(Saved data entries)
★ ★ ★ ★ ★
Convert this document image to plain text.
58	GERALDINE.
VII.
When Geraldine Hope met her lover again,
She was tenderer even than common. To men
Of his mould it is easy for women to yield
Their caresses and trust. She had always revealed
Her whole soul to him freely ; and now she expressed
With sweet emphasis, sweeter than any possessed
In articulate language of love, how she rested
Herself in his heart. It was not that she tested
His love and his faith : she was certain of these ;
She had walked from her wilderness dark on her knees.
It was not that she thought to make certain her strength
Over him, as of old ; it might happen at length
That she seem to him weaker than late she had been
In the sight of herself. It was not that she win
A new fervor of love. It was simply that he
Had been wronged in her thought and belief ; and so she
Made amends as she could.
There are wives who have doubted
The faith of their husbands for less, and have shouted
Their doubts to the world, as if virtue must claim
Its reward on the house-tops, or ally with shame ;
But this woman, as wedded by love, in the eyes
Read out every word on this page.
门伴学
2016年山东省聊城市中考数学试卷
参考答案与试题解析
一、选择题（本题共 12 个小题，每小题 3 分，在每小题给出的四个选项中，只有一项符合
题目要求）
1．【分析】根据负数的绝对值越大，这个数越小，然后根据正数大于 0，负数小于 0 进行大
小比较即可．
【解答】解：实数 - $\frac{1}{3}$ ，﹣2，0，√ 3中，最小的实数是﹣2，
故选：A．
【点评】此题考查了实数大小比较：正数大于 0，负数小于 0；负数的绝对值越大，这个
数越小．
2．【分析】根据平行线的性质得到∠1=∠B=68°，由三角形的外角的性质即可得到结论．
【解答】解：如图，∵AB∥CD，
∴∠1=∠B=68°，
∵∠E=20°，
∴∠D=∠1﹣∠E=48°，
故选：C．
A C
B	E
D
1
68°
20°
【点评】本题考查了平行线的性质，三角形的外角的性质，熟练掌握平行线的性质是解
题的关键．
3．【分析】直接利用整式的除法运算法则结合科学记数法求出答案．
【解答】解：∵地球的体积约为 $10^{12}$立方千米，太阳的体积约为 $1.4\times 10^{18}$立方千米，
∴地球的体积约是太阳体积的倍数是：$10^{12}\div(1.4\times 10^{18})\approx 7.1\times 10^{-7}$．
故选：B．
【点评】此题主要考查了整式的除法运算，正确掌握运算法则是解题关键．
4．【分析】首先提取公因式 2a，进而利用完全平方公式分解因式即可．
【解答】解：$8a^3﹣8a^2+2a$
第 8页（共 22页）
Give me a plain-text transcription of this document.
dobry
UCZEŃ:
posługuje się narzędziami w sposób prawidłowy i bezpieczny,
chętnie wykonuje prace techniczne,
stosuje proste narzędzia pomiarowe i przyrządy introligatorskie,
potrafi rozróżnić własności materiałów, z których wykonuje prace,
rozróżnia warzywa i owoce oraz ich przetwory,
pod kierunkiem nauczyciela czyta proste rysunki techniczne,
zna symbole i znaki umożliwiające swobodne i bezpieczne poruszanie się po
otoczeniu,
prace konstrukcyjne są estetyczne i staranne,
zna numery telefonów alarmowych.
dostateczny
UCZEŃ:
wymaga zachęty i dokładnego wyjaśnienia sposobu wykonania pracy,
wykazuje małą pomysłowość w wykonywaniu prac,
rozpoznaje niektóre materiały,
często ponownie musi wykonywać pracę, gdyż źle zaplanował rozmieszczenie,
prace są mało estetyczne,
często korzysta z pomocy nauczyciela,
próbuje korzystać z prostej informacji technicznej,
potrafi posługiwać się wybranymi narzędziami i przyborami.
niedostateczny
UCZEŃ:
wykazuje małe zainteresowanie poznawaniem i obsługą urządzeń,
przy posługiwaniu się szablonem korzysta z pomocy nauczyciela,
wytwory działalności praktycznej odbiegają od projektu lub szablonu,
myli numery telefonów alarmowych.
★ ★ ★ ★ ★
→ **WRITTEN REQUEST**: Write the entries again, exactly as they stand.

→ **THE OUTPUT**:
Convert this document image to plain text.
58	GERALDINE.
VII.
When Geraldine Hope met her lover again,
She was tenderer even than common. To men
Of his mould it is easy for women to yield
Their caresses and trust. She had always revealed
Her whole soul to him freely ; and now she expressed
With sweet emphasis, sweeter than any possessed
In articulate language of love, how she rested
Herself in his heart. It was not that she tested
His love and his faith : she was certain of these ;
She had walked from her wilderness dark on her knees.
It was not that she thought to make certain her strength
Over him, as of old ; it might happen at length
That she seem to him weaker than late she had been
In the sight of herself. It was not that she win
A new fervor of love. It was simply that he
Had been wronged in her thought and belief ; and so she
Made amends as she could.
There are wives who have doubted
The faith of their husbands for less, and have shouted
Their doubts to the world, as if virtue must claim
Its reward on the house-tops, or ally with shame ;
But this woman, as wedded by love, in the eyes
Read out every word on this page.
门伴学
2016年山东省聊城市中考数学试卷
参考答案与试题解析
一、选择题（本题共 12 个小题，每小题 3 分，在每小题给出的四个选项中，只有一项符合
题目要求）
1．【分析】根据负数的绝对值越大，这个数越小，然后根据正数大于 0，负数小于 0 进行大
小比较即可．
【解答】解：实数 - $\frac{1}{3}$ ，﹣2，0，√ 3中，最小的实数是﹣2，
故选：A．
【点评】此题考查了实数大小比较：正数大于 0，负数小于 0；负数的绝对值越大，这个
数越小．
2．【分析】根据平行线的性质得到∠1=∠B=68°，由三角形的外角的性质即可得到结论．
【解答】解：如图，∵AB∥CD，
∴∠1=∠B=68°，
∵∠E=20°，
∴∠D=∠1﹣∠E=48°，
故选：C．
A C
B	E
D
1
68°
20°
【点评】本题考查了平行线的性质，三角形的外角的性质，熟练掌握平行线的性质是解
题的关键．
3．【分析】直接利用整式的除法运算法则结合科学记数法求出答案．
【解答】解：∵地球的体积约为 $10^{12}$立方千米，太阳的体积约为 $1.4\times 10^{18}$立方千米，
∴地球的体积约是太阳体积的倍数是：$10^{12}\div(1.4\times 10^{18})\approx 7.1\times 10^{-7}$．
故选：B．
【点评】此题主要考查了整式的除法运算，正确掌握运算法则是解题关键．
4．【分析】首先提取公因式 2a，进而利用完全平方公式分解因式即可．
【解答】解：$8a^3﹣8a^2+2a$
第 8页（共 22页）
Give me a plain-text transcription of this document.
dobry
UCZEŃ:
posługuje się narzędziami w sposób prawidłowy i bezpieczny,
chętnie wykonuje prace techniczne,
stosuje proste narzędzia pomiarowe i przyrządy introligatorskie,
potrafi rozróżnić własności materiałów, z których wykonuje prace,
rozróżnia warzywa i owoce oraz ich przetwory,
pod kierunkiem nauczyciela czyta proste rysunki techniczne,
zna symbole i znaki umożliwiające swobodne i bezpieczne poruszanie się po
otoczeniu,
prace konstrukcyjne są estetyczne i staranne,
zna numery telefonów alarmowych.
dostateczny
UCZEŃ:
wymaga zachęty i dokładnego wyjaśnienia sposobu wykonania pracy,
wykazuje małą pomysłowość w wykonywaniu prac,
rozpoznaje niektóre materiały,
często ponownie musi wykonywać pracę, gdyż źle zaplanował rozmieszczenie,
prace są mało estetyczne,
często korzysta z pomocy nauczyciela,
próbuje korzystać z prostej informacji technicznej,
potrafi posługiwać się wybranymi narzędziami i przyborami.
niedostateczny
UCZEŃ:
wykazuje małe zainteresowanie poznawaniem i obsługą urządzeń,
przy posługiwaniu się szablonem korzysta z pomocy nauczyciela,
wytwory działalności praktycznej odbiegają od projektu lub szablonu,
myli numery telefonów alarmowych.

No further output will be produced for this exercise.